> [EXERCISE GOAL]: Give a verbatim quotation of every record.

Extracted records
========================
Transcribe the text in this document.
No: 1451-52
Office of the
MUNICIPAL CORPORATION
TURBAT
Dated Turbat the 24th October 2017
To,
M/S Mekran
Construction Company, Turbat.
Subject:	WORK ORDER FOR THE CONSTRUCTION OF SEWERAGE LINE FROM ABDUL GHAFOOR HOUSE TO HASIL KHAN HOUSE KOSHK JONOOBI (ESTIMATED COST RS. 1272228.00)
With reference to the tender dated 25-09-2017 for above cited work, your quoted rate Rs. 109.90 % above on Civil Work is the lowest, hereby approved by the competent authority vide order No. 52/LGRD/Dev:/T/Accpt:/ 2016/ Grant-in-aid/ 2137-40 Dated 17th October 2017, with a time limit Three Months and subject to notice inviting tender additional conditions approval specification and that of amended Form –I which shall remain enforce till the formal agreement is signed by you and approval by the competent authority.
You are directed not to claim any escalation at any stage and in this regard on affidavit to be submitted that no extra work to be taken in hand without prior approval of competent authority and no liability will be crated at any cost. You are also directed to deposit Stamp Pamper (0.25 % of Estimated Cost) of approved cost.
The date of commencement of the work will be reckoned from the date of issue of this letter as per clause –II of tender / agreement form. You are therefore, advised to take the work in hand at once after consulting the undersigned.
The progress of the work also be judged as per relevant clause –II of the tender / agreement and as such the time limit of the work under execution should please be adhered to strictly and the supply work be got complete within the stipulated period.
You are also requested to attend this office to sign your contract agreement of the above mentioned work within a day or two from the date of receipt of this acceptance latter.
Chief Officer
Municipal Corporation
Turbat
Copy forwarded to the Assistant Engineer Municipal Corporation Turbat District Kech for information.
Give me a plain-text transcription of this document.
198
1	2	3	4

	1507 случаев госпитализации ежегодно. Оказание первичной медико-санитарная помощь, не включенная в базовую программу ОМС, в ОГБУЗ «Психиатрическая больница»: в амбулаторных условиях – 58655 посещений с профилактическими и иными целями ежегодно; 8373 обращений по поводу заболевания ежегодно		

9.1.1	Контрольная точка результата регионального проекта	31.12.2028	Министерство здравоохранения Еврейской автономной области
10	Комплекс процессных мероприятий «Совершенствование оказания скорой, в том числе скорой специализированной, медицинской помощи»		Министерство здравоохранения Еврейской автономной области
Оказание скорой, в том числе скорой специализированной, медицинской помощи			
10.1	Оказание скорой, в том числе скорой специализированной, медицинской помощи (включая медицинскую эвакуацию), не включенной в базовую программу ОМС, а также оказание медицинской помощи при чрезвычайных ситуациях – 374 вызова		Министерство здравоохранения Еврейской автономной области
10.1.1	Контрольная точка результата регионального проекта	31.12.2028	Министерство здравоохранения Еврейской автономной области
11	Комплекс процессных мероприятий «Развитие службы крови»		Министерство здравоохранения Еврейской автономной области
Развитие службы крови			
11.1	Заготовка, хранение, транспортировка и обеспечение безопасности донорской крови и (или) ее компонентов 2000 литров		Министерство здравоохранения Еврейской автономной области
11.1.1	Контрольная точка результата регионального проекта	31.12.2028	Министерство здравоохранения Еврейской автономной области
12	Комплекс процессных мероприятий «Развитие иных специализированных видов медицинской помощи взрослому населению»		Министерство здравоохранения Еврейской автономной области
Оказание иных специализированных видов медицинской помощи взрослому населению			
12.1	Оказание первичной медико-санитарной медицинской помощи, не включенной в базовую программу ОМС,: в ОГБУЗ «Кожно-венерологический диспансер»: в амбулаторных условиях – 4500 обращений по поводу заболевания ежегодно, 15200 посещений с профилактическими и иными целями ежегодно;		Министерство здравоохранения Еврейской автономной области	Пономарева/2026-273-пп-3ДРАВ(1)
========================
> [EXERCISE SOLUTION]:
Transcribe the text in this document.
No: 1451-52
Office of the
MUNICIPAL CORPORATION
TURBAT
Dated Turbat the 24th October 2017
To,
M/S Mekran
Construction Company, Turbat.
Subject:	WORK ORDER FOR THE CONSTRUCTION OF SEWERAGE LINE FROM ABDUL GHAFOOR HOUSE TO HASIL KHAN HOUSE KOSHK JONOOBI (ESTIMATED COST RS. 1272228.00)
With reference to the tender dated 25-09-2017 for above cited work, your quoted rate Rs. 109.90 % above on Civil Work is the lowest, hereby approved by the competent authority vide order No. 52/LGRD/Dev:/T/Accpt:/ 2016/ Grant-in-aid/ 2137-40 Dated 17th October 2017, with a time limit Three Months and subject to notice inviting tender additional conditions approval specification and that of amended Form –I which shall remain enforce till the formal agreement is signed by you and approval by the competent authority.
You are directed not to claim any escalation at any stage and in this regard on affidavit to be submitted that no extra work to be taken in hand without prior approval of competent authority and no liability will be crated at any cost. You are also directed to deposit Stamp Pamper (0.25 % of Estimated Cost) of approved cost.
The date of commencement of the work will be reckoned from the date of issue of this letter as per clause –II of tender / agreement form. You are therefore, advised to take the work in hand at once after consulting the undersigned.
The progress of the work also be judged as per relevant clause –II of the tender / agreement and as such the time limit of the work under execution should please be adhered to strictly and the supply work be got complete within the stipulated period.
You are also requested to attend this office to sign your contract agreement of the above mentioned work within a day or two from the date of receipt of this acceptance latter.
Chief Officer
Municipal Corporation
Turbat
Copy forwarded to the Assistant Engineer Municipal Corporation Turbat District Kech for information.
Give me a plain-text transcription of this document.
198
1	2	3	4

	1507 случаев госпитализации ежегодно. Оказание первичной медико-санитарная помощь, не включенная в базовую программу ОМС, в ОГБУЗ «Психиатрическая больница»: в амбулаторных условиях – 58655 посещений с профилактическими и иными целями ежегодно; 8373 обращений по поводу заболевания ежегодно		

9.1.1	Контрольная точка результата регионального проекта	31.12.2028	Министерство здравоохранения Еврейской автономной области
10	Комплекс процессных мероприятий «Совершенствование оказания скорой, в том числе скорой специализированной, медицинской помощи»		Министерство здравоохранения Еврейской автономной области
Оказание скорой, в том числе скорой специализированной, медицинской помощи			
10.1	Оказание скорой, в том числе скорой специализированной, медицинской помощи (включая медицинскую эвакуацию), не включенной в базовую программу ОМС, а также оказание медицинской помощи при чрезвычайных ситуациях – 374 вызова		Министерство здравоохранения Еврейской автономной области
10.1.1	Контрольная точка результата регионального проекта	31.12.2028	Министерство здравоохранения Еврейской автономной области
11	Комплекс процессных мероприятий «Развитие службы крови»		Министерство здравоохранения Еврейской автономной области
Развитие службы крови			
11.1	Заготовка, хранение, транспортировка и обеспечение безопасности донорской крови и (или) ее компонентов 2000 литров		Министерство здравоохранения Еврейской автономной области
11.1.1	Контрольная точка результата регионального проекта	31.12.2028	Министерство здравоохранения Еврейской автономной области
12	Комплекс процессных мероприятий «Развитие иных специализированных видов медицинской помощи взрослому населению»		Министерство здравоохранения Еврейской автономной области
Оказание иных специализированных видов медицинской помощи взрослому населению			
12.1	Оказание первичной медико-санитарной медицинской помощи, не включенной в базовую программу ОМС,: в ОГБУЗ «Кожно-венерологический диспансер»: в амбулаторных условиях – 4500 обращений по поводу заболевания ежегодно, 15200 посещений с профилактическими и иными целями ежегодно;		Министерство здравоохранения Еврейской автономной области	Пономарева/2026-273-пп-3ДРАВ(1)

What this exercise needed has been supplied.